# Extracted data entries

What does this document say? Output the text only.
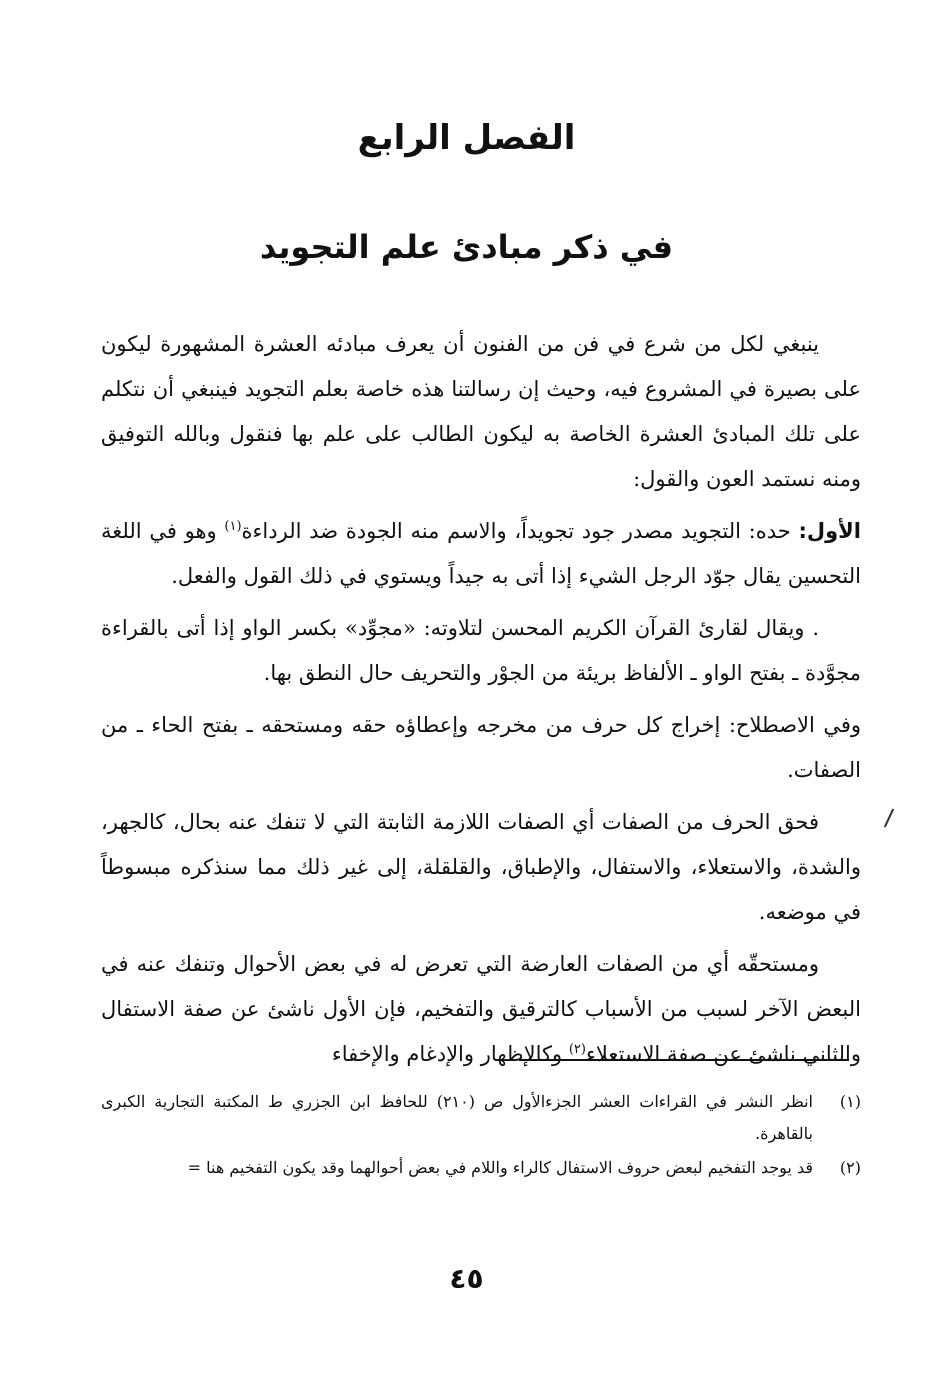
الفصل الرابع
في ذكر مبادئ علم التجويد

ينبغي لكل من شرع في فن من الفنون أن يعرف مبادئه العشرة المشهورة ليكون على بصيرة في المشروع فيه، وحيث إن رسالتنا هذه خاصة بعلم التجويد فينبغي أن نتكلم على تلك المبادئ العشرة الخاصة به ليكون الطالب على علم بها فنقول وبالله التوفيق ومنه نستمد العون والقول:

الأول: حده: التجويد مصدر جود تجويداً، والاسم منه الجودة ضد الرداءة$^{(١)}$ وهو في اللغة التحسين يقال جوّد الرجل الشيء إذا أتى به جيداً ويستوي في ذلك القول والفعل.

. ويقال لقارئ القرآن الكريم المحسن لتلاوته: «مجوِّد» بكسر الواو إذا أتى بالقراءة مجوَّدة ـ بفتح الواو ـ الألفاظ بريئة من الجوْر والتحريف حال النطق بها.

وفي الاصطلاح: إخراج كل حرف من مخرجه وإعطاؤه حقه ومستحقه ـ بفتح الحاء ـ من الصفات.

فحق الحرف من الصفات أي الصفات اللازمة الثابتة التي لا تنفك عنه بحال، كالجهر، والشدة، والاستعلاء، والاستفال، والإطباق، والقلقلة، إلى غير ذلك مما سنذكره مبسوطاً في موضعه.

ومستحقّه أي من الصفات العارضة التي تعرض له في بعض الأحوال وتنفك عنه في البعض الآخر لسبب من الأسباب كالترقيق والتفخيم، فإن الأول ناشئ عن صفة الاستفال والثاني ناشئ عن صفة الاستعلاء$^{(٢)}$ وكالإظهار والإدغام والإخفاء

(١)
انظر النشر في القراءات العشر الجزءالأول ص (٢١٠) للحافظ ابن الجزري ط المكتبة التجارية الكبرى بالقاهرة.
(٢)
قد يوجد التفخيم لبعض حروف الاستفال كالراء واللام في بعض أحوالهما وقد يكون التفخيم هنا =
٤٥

---

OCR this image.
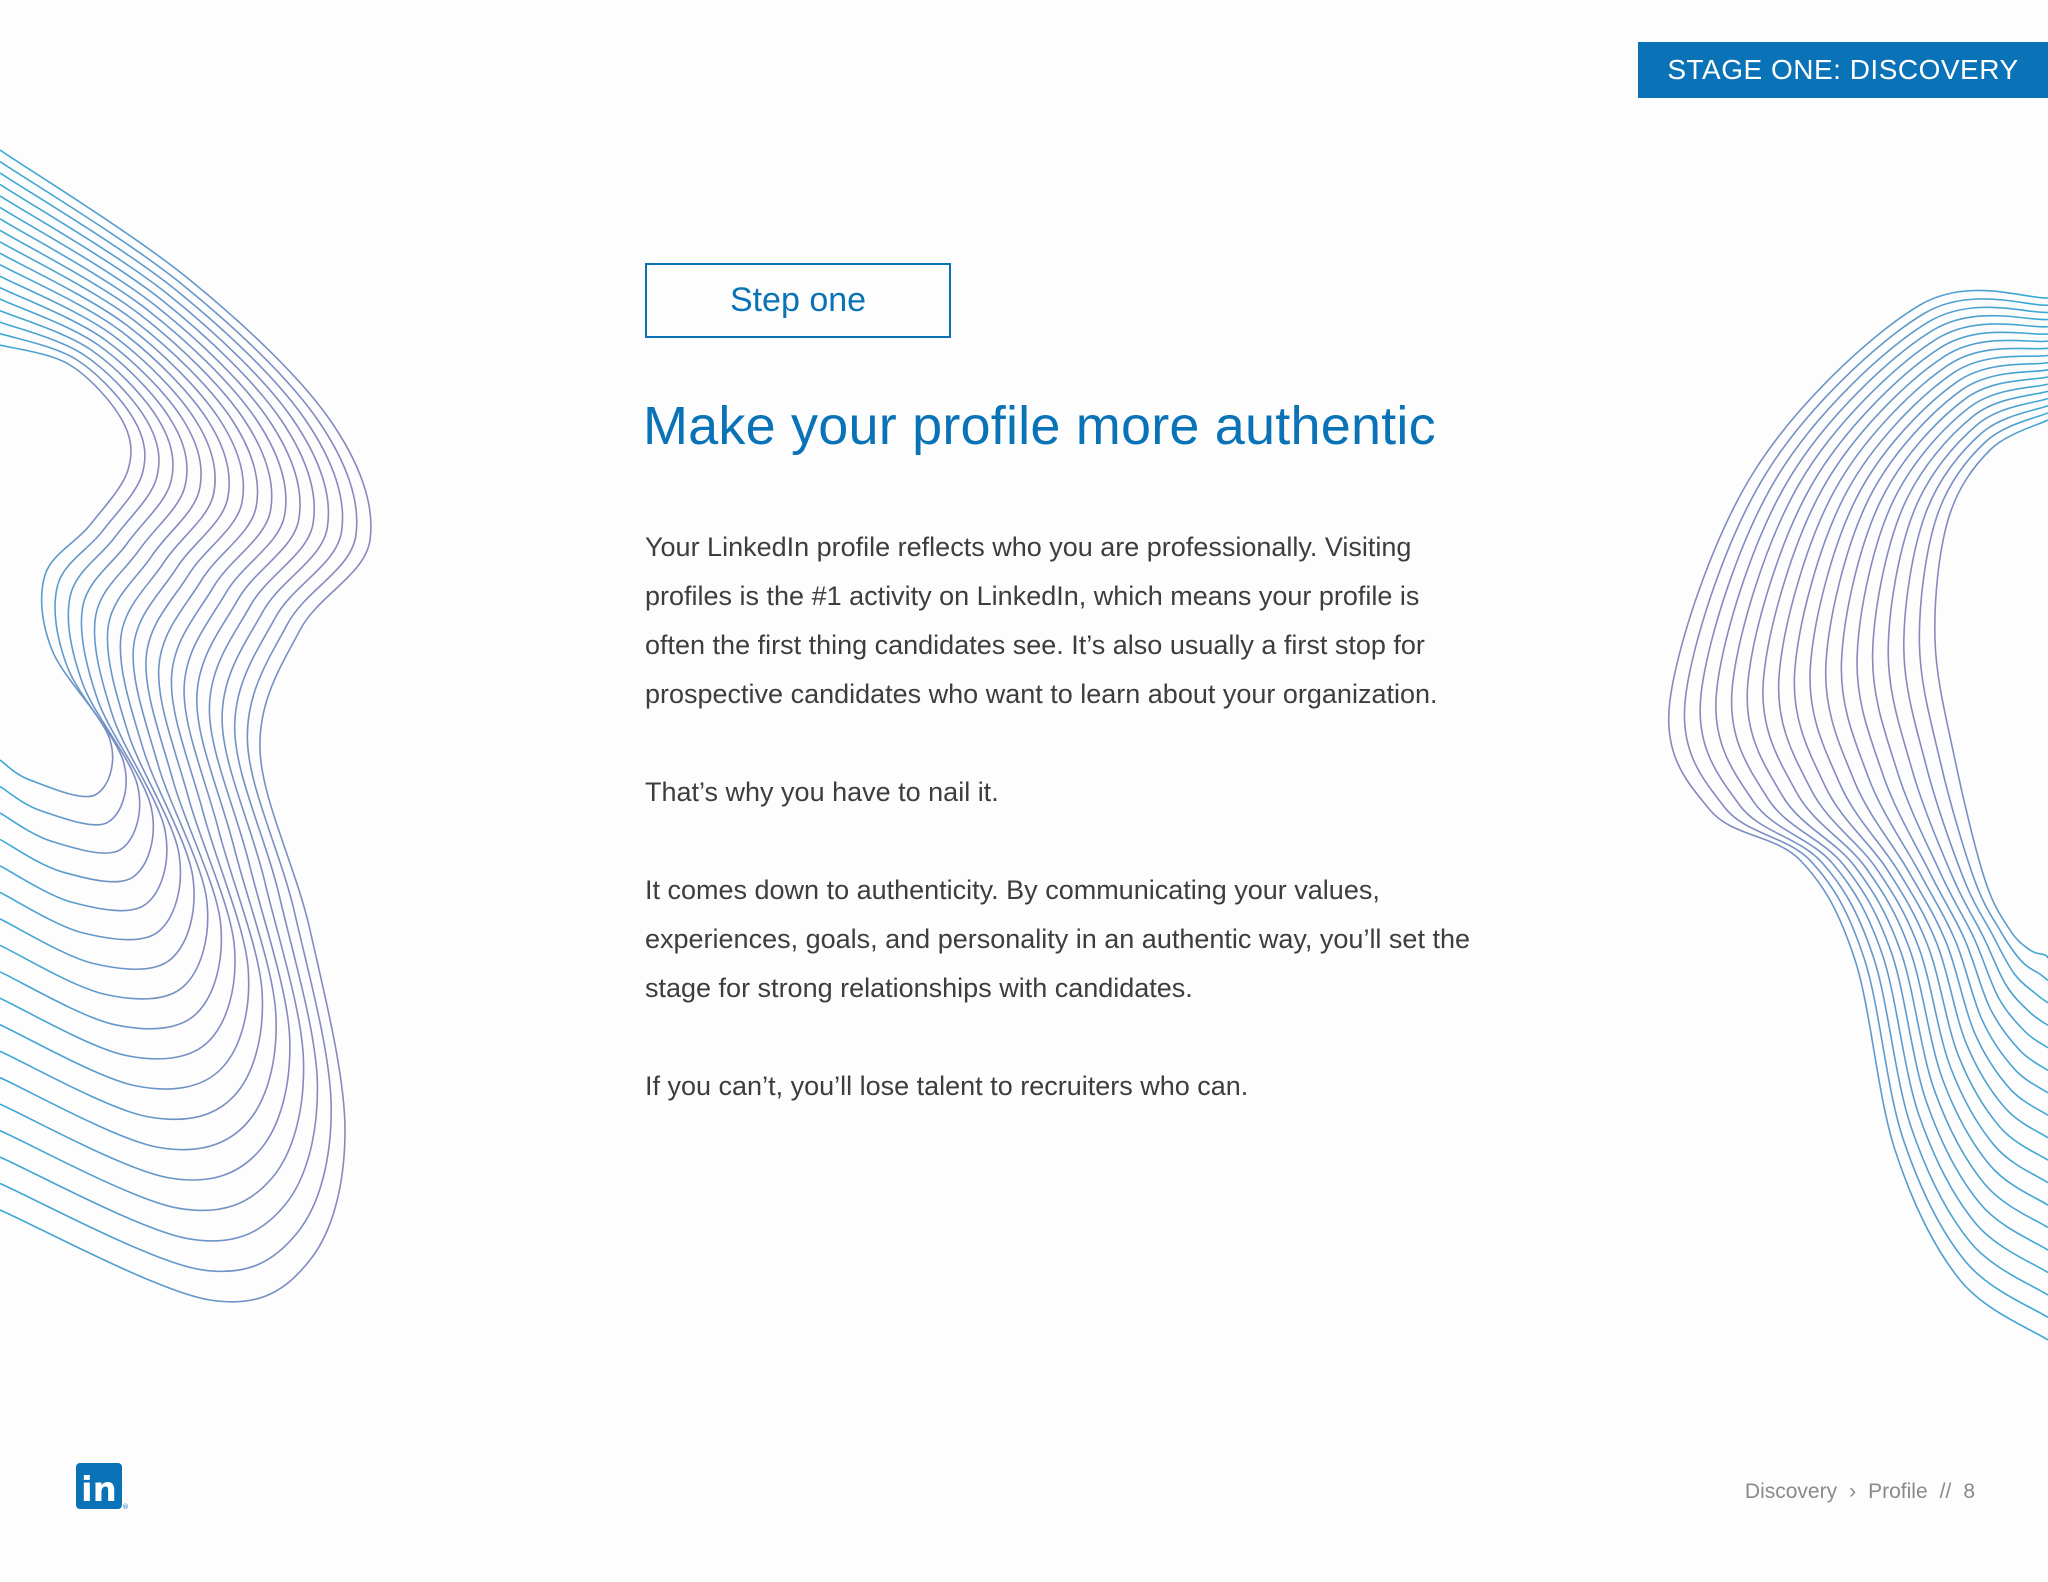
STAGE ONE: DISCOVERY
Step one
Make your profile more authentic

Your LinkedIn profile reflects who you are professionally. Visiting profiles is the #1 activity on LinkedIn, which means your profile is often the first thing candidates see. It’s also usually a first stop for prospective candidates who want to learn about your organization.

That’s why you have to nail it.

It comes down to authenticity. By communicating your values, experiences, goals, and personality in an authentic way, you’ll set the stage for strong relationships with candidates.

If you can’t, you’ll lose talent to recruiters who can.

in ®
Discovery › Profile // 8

# YOUR GOAL
Find every line above that contains the word "التجويد", and return each one.

# TASK OUTPUT
في ذكر مبادئ علم التجويد
ينبغي لكل من شرع في فن من الفنون أن يعرف مبادئه العشرة المشهورة ليكون على بصيرة في المشروع فيه، وحيث إن رسالتنا هذه خاصة بعلم التجويد فينبغي أن نتكلم على تلك المبادئ العشرة الخاصة به ليكون الطالب على علم بها فنقول وبالله التوفيق ومنه نستمد العون والقول:
الأول: حده: التجويد مصدر جود تجويداً، والاسم منه الجودة ضد الرداءة$^{(١)}$ وهو في اللغة التحسين يقال جوّد الرجل الشيء إذا أتى به جيداً ويستوي في ذلك القول والفعل.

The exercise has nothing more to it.